WHAT IS EXPECTED :: Please set down all the lines beneath this one exactly, without the pictures.

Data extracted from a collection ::
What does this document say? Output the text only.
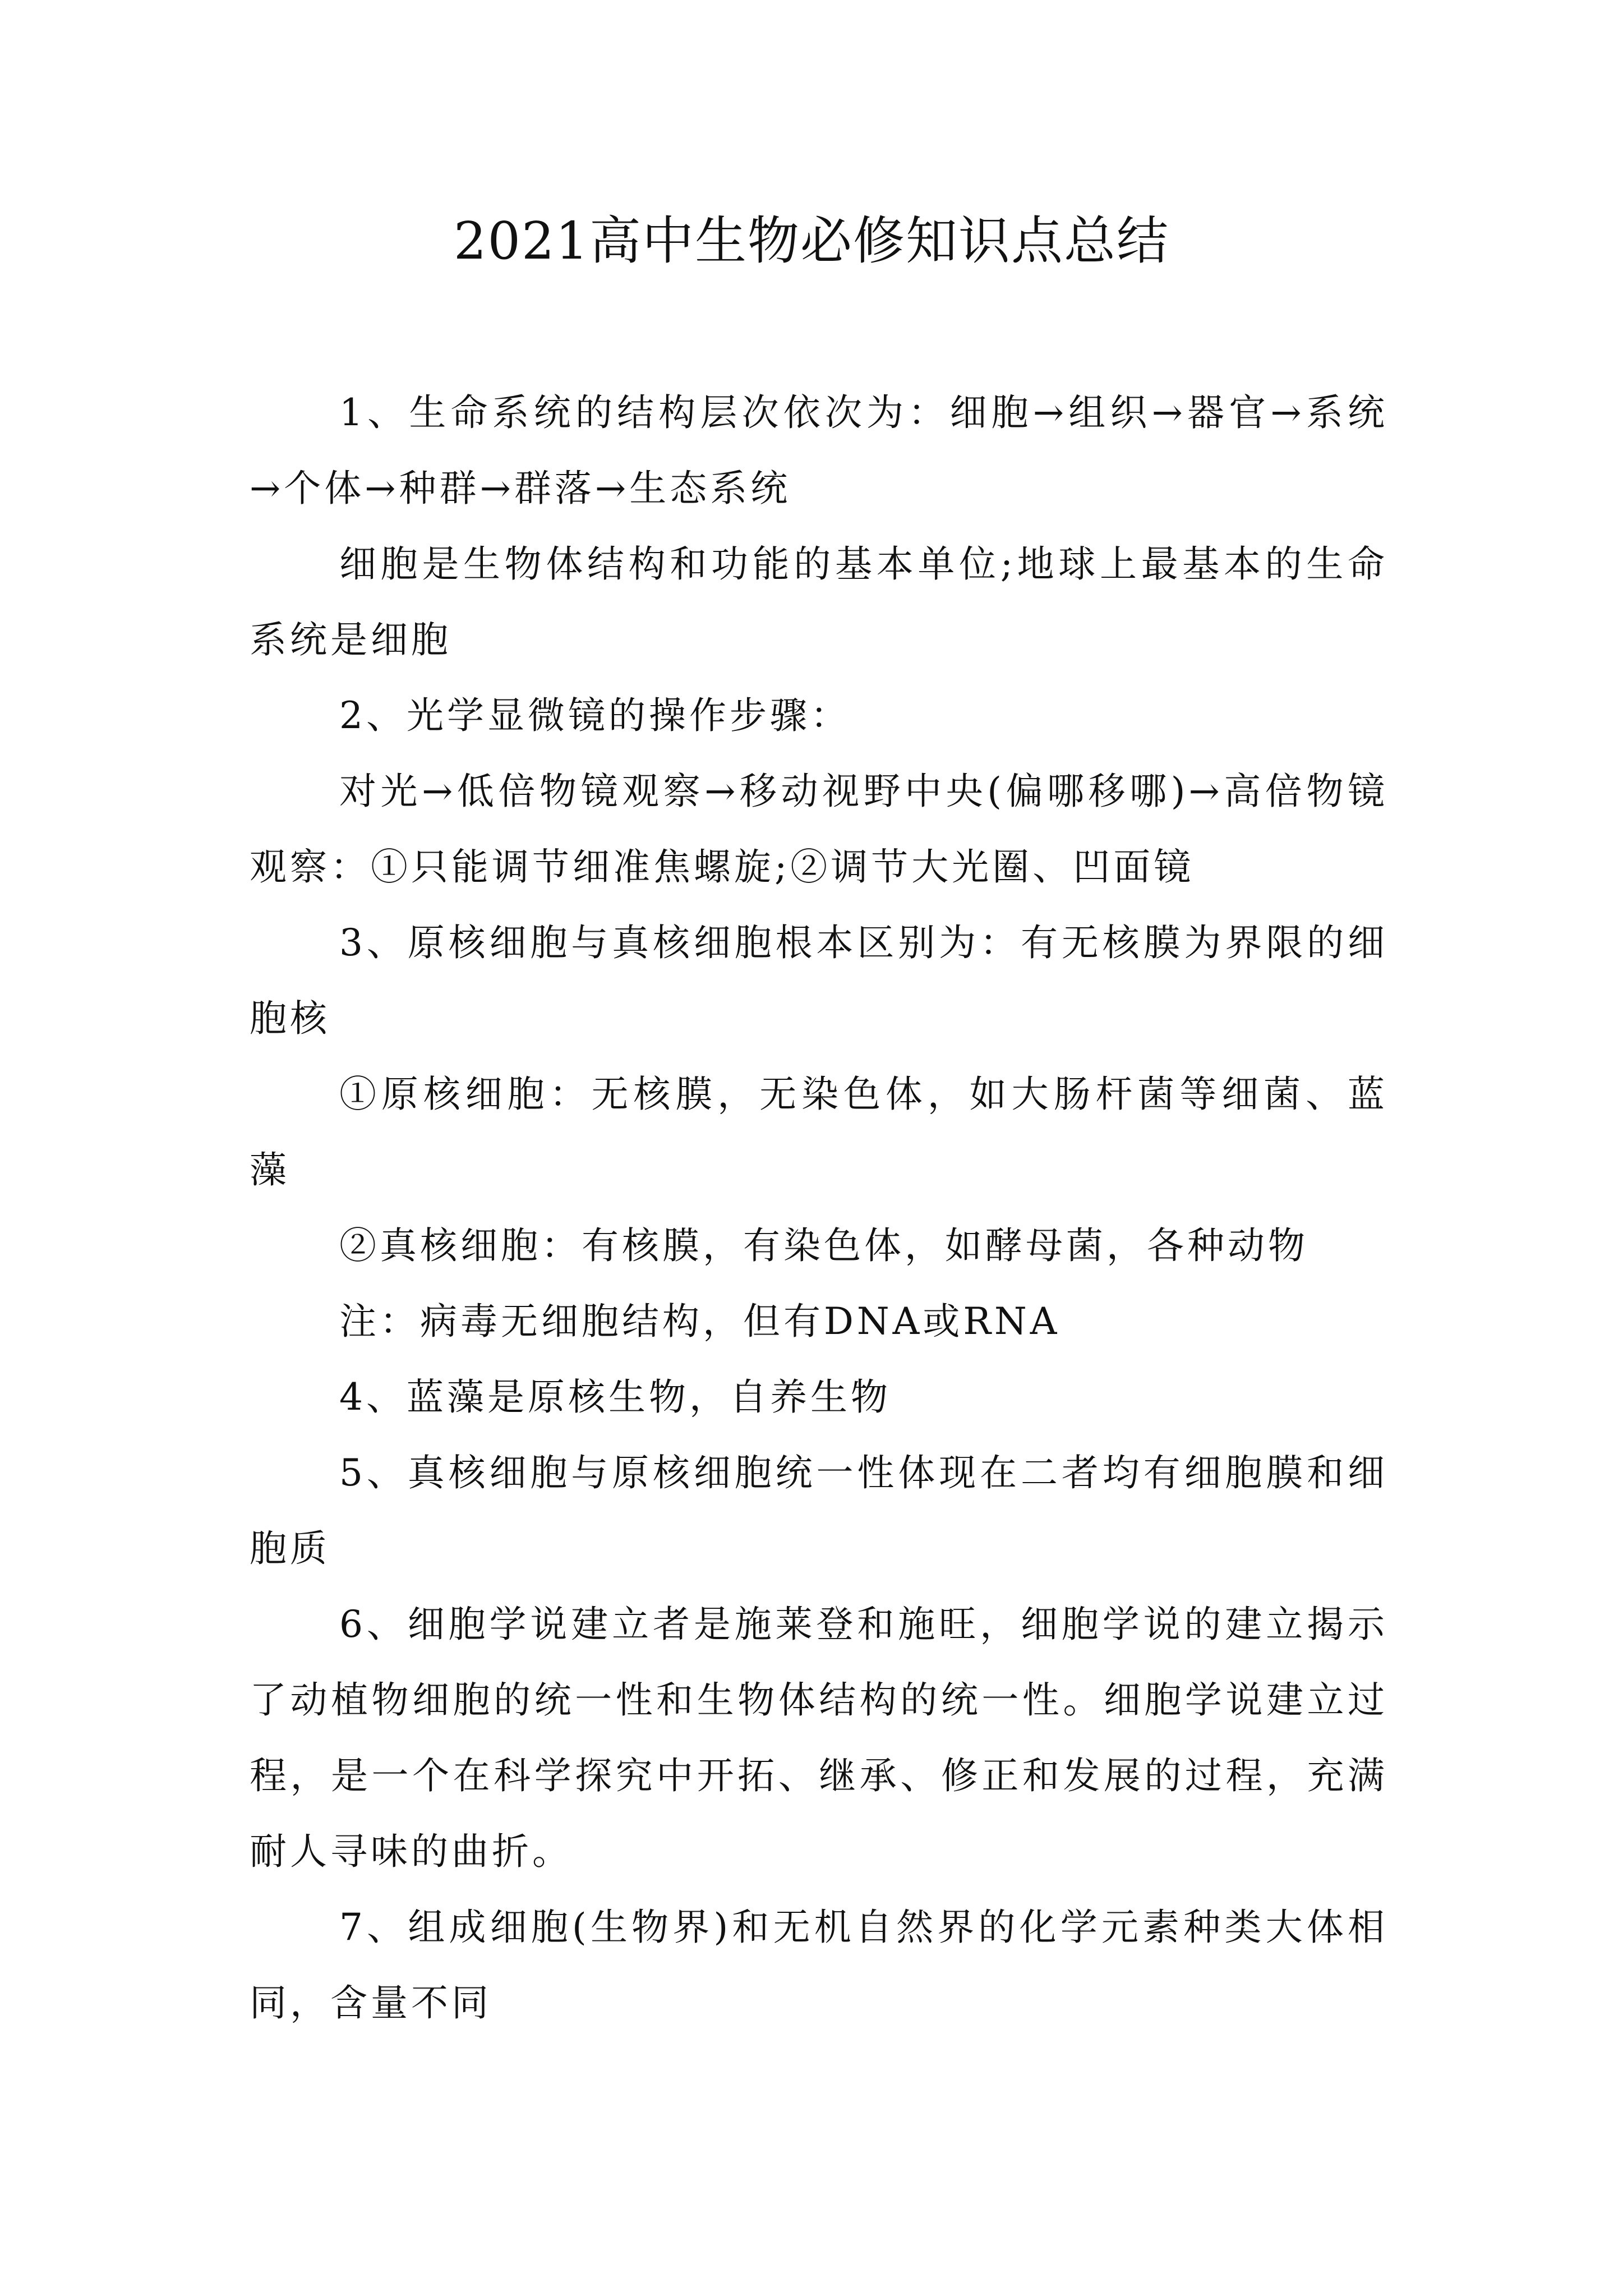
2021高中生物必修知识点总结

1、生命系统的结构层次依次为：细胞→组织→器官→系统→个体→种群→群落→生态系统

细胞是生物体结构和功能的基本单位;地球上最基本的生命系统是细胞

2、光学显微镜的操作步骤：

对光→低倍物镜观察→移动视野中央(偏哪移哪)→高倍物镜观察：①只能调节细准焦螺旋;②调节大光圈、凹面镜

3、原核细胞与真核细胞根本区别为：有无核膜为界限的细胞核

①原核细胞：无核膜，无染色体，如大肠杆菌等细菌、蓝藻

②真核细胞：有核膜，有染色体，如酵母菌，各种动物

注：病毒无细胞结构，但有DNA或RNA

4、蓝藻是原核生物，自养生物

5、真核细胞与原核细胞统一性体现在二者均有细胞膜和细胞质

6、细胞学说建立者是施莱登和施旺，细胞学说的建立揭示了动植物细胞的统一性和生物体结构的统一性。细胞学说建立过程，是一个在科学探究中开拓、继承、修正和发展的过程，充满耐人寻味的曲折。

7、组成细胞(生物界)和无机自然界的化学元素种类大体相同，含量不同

FINISHED EXERCISE ::
What does this document say? Output the text only.
2021高中生物必修知识点总结

1、生命系统的结构层次依次为：细胞→组织→器官→系统→个体→种群→群落→生态系统

细胞是生物体结构和功能的基本单位;地球上最基本的生命系统是细胞

2、光学显微镜的操作步骤：

对光→低倍物镜观察→移动视野中央(偏哪移哪)→高倍物镜观察：①只能调节细准焦螺旋;②调节大光圈、凹面镜

3、原核细胞与真核细胞根本区别为：有无核膜为界限的细胞核

①原核细胞：无核膜，无染色体，如大肠杆菌等细菌、蓝藻

②真核细胞：有核膜，有染色体，如酵母菌，各种动物

注：病毒无细胞结构，但有DNA或RNA

4、蓝藻是原核生物，自养生物

5、真核细胞与原核细胞统一性体现在二者均有细胞膜和细胞质

6、细胞学说建立者是施莱登和施旺，细胞学说的建立揭示了动植物细胞的统一性和生物体结构的统一性。细胞学说建立过程，是一个在科学探究中开拓、继承、修正和发展的过程，充满耐人寻味的曲折。

7、组成细胞(生物界)和无机自然界的化学元素种类大体相同，含量不同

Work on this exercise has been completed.